> _Exercise directions_: Using the data below, repeat all of it precisely.

[Records to process start]

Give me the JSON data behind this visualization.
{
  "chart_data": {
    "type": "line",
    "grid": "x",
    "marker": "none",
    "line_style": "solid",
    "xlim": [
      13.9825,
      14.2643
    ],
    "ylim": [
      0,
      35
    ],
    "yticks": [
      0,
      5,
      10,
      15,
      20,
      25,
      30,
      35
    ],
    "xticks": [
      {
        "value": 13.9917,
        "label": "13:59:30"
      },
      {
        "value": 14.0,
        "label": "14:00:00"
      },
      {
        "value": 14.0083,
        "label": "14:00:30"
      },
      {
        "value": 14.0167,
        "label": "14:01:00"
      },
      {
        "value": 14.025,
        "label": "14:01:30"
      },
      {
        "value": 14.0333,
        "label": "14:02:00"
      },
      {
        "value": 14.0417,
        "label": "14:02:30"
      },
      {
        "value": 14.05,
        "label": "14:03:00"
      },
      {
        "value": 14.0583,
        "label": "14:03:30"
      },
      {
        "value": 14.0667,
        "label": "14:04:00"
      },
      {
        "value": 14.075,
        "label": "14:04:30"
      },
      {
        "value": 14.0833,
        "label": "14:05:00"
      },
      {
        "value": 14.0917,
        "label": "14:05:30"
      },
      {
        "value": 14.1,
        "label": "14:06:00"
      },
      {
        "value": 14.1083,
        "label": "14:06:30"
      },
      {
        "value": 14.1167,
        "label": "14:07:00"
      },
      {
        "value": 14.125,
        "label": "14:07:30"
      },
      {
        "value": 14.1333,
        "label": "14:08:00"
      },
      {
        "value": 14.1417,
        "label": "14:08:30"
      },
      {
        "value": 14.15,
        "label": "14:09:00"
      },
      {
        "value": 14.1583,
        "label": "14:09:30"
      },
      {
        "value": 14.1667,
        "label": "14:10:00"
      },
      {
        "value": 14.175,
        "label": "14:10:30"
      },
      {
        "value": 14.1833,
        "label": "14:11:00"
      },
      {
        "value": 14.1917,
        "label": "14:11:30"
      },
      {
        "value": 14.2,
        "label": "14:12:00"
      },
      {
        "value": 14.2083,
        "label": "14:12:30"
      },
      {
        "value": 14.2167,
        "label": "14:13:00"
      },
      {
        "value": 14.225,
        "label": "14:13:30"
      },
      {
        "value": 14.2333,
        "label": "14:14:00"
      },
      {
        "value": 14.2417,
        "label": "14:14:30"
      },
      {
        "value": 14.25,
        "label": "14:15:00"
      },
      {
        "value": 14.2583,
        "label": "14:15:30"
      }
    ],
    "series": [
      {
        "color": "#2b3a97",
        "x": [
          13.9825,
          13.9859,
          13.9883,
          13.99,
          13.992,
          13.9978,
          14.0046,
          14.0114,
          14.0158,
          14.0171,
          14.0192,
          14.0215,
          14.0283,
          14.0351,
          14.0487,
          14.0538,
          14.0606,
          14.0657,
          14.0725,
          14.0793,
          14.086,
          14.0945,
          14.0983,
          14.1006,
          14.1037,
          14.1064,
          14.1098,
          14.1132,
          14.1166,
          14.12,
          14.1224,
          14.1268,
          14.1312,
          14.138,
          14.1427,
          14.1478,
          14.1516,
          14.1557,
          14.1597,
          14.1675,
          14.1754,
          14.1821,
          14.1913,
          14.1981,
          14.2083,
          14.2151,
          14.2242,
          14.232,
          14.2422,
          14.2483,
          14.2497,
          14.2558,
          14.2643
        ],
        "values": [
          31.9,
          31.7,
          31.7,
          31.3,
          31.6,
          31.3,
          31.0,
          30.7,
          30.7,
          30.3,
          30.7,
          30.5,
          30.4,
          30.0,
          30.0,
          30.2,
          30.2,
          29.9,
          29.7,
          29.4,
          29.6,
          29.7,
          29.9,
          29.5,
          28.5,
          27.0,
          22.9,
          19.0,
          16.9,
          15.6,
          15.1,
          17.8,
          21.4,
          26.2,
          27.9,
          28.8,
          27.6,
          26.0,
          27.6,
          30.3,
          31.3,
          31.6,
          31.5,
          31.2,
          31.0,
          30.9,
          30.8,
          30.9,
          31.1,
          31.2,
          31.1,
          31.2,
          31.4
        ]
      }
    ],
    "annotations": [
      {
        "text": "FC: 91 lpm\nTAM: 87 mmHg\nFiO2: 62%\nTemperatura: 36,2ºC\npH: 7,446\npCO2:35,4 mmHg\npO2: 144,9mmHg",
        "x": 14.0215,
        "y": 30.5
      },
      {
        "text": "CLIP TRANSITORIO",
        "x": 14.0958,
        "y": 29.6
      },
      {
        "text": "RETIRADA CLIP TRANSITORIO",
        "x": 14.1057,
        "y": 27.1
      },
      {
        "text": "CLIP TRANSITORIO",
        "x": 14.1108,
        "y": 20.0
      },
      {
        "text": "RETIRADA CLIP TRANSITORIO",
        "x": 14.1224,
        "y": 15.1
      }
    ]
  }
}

[Records to process end]

> _Solution for this problem_:
Give me the JSON data behind this visualization.
{
  "chart_data": {
    "type": "line",
    "grid": "x",
    "marker": "none",
    "line_style": "solid",
    "xlim": [
      13.9825,
      14.2643
    ],
    "ylim": [
      0,
      35
    ],
    "yticks": [
      0,
      5,
      10,
      15,
      20,
      25,
      30,
      35
    ],
    "xticks": [
      {
        "value": 13.9917,
        "label": "13:59:30"
      },
      {
        "value": 14.0,
        "label": "14:00:00"
      },
      {
        "value": 14.0083,
        "label": "14:00:30"
      },
      {
        "value": 14.0167,
        "label": "14:01:00"
      },
      {
        "value": 14.025,
        "label": "14:01:30"
      },
      {
        "value": 14.0333,
        "label": "14:02:00"
      },
      {
        "value": 14.0417,
        "label": "14:02:30"
      },
      {
        "value": 14.05,
        "label": "14:03:00"
      },
      {
        "value": 14.0583,
        "label": "14:03:30"
      },
      {
        "value": 14.0667,
        "label": "14:04:00"
      },
      {
        "value": 14.075,
        "label": "14:04:30"
      },
      {
        "value": 14.0833,
        "label": "14:05:00"
      },
      {
        "value": 14.0917,
        "label": "14:05:30"
      },
      {
        "value": 14.1,
        "label": "14:06:00"
      },
      {
        "value": 14.1083,
        "label": "14:06:30"
      },
      {
        "value": 14.1167,
        "label": "14:07:00"
      },
      {
        "value": 14.125,
        "label": "14:07:30"
      },
      {
        "value": 14.1333,
        "label": "14:08:00"
      },
      {
        "value": 14.1417,
        "label": "14:08:30"
      },
      {
        "value": 14.15,
        "label": "14:09:00"
      },
      {
        "value": 14.1583,
        "label": "14:09:30"
      },
      {
        "value": 14.1667,
        "label": "14:10:00"
      },
      {
        "value": 14.175,
        "label": "14:10:30"
      },
      {
        "value": 14.1833,
        "label": "14:11:00"
      },
      {
        "value": 14.1917,
        "label": "14:11:30"
      },
      {
        "value": 14.2,
        "label": "14:12:00"
      },
      {
        "value": 14.2083,
        "label": "14:12:30"
      },
      {
        "value": 14.2167,
        "label": "14:13:00"
      },
      {
        "value": 14.225,
        "label": "14:13:30"
      },
      {
        "value": 14.2333,
        "label": "14:14:00"
      },
      {
        "value": 14.2417,
        "label": "14:14:30"
      },
      {
        "value": 14.25,
        "label": "14:15:00"
      },
      {
        "value": 14.2583,
        "label": "14:15:30"
      }
    ],
    "series": [
      {
        "color": "#2b3a97",
        "x": [
          13.9825,
          13.9859,
          13.9883,
          13.99,
          13.992,
          13.9978,
          14.0046,
          14.0114,
          14.0158,
          14.0171,
          14.0192,
          14.0215,
          14.0283,
          14.0351,
          14.0487,
          14.0538,
          14.0606,
          14.0657,
          14.0725,
          14.0793,
          14.086,
          14.0945,
          14.0983,
          14.1006,
          14.1037,
          14.1064,
          14.1098,
          14.1132,
          14.1166,
          14.12,
          14.1224,
          14.1268,
          14.1312,
          14.138,
          14.1427,
          14.1478,
          14.1516,
          14.1557,
          14.1597,
          14.1675,
          14.1754,
          14.1821,
          14.1913,
          14.1981,
          14.2083,
          14.2151,
          14.2242,
          14.232,
          14.2422,
          14.2483,
          14.2497,
          14.2558,
          14.2643
        ],
        "values": [
          31.9,
          31.7,
          31.7,
          31.3,
          31.6,
          31.3,
          31.0,
          30.7,
          30.7,
          30.3,
          30.7,
          30.5,
          30.4,
          30.0,
          30.0,
          30.2,
          30.2,
          29.9,
          29.7,
          29.4,
          29.6,
          29.7,
          29.9,
          29.5,
          28.5,
          27.0,
          22.9,
          19.0,
          16.9,
          15.6,
          15.1,
          17.8,
          21.4,
          26.2,
          27.9,
          28.8,
          27.6,
          26.0,
          27.6,
          30.3,
          31.3,
          31.6,
          31.5,
          31.2,
          31.0,
          30.9,
          30.8,
          30.9,
          31.1,
          31.2,
          31.1,
          31.2,
          31.4
        ]
      }
    ],
    "annotations": [
      {
        "text": "FC: 91 lpm\nTAM: 87 mmHg\nFiO2: 62%\nTemperatura: 36,2ºC\npH: 7,446\npCO2:35,4 mmHg\npO2: 144,9mmHg",
        "x": 14.0215,
        "y": 30.5
      },
      {
        "text": "CLIP TRANSITORIO",
        "x": 14.0958,
        "y": 29.6
      },
      {
        "text": "RETIRADA CLIP TRANSITORIO",
        "x": 14.1057,
        "y": 27.1
      },
      {
        "text": "CLIP TRANSITORIO",
        "x": 14.1108,
        "y": 20.0
      },
      {
        "text": "RETIRADA CLIP TRANSITORIO",
        "x": 14.1224,
        "y": 15.1
      }
    ]
  }
}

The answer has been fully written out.